>> start Input for this task

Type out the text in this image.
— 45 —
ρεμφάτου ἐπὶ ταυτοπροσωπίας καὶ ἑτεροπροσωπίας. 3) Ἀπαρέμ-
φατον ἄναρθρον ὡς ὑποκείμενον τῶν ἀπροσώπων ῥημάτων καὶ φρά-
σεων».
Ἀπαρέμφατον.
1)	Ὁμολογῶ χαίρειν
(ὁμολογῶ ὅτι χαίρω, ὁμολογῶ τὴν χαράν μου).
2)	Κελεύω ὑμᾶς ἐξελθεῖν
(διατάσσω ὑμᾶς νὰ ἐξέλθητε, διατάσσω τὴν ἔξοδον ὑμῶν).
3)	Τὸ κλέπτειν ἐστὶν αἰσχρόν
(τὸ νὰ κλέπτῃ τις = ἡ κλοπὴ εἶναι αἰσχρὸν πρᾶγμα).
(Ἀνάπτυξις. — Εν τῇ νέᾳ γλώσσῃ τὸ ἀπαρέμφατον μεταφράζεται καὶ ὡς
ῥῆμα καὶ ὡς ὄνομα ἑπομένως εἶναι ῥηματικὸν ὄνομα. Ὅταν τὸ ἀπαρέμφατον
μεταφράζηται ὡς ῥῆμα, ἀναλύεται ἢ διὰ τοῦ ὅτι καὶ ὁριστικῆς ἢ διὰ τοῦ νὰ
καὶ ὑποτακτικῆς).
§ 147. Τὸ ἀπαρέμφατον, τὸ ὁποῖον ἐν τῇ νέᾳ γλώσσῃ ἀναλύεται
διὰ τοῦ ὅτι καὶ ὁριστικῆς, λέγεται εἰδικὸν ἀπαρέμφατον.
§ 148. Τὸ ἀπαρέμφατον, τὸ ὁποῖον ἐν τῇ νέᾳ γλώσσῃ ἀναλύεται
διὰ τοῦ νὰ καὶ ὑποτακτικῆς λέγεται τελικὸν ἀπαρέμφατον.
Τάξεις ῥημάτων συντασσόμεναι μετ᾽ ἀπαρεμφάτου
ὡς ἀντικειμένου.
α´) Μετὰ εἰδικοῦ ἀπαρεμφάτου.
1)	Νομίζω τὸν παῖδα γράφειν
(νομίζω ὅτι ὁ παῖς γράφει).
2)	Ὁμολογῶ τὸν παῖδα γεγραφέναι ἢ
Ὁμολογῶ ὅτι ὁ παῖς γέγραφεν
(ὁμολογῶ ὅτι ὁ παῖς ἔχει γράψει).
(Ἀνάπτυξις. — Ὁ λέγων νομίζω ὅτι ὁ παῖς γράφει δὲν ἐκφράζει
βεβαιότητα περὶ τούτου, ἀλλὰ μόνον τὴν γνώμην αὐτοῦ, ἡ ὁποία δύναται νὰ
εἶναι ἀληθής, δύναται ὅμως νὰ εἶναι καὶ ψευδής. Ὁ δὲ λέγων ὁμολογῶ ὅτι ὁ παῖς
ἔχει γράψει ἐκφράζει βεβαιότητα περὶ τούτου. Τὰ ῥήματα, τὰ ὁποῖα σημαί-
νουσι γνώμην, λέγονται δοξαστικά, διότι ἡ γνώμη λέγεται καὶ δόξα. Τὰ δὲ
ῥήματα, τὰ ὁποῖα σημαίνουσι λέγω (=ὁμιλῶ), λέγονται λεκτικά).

>> end Input for this task

* [What the task asks]: Using the material above, gather every line that includes "λέγων".

* [Complete answer]:
(Ἀνάπτυξις. — Ὁ λέγων νομίζω ὅτι ὁ παῖς γράφει δὲν ἐκφράζει
εἶναι ἀληθής, δύναται ὅμως νὰ εἶναι καὶ ψευδής. Ὁ δὲ λέγων ὁμολογῶ ὅτι ὁ παῖς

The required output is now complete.